Copy each line that contains the word "الوالدان".

▶ [Supplied data]

■ ■ ■ ■

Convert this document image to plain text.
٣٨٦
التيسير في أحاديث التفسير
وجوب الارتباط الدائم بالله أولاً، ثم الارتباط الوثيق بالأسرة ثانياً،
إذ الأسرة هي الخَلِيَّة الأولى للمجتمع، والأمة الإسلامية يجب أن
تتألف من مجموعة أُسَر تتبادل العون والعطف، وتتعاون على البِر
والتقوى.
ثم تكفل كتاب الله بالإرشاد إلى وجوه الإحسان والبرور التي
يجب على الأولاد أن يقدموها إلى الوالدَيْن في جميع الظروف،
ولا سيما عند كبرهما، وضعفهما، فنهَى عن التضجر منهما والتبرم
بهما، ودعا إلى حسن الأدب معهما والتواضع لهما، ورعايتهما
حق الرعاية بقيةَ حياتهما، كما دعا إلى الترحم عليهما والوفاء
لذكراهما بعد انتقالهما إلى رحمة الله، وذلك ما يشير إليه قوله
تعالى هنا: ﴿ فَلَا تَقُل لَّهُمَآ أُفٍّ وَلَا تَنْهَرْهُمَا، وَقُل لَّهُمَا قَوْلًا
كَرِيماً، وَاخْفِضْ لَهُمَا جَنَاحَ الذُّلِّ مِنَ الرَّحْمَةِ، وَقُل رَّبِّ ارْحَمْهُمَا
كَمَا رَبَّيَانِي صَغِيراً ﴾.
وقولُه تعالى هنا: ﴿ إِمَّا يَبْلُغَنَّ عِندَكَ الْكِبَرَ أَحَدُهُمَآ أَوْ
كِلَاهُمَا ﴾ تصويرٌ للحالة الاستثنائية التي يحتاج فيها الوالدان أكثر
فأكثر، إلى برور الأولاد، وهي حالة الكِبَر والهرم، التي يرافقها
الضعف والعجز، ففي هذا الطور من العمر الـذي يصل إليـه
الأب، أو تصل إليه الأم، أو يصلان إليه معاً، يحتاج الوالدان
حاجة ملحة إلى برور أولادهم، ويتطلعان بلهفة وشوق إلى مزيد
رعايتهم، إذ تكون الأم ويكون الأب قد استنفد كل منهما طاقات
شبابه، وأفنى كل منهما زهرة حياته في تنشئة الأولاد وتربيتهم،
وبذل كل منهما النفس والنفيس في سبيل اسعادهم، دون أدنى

■ ■ ■ ■

▶ [Solution to the exercise]
كِلَاهُمَا ﴾ تصويرٌ للحالة الاستثنائية التي يحتاج فيها الوالدان أكثر
الأب، أو تصل إليه الأم، أو يصلان إليه معاً، يحتاج الوالدان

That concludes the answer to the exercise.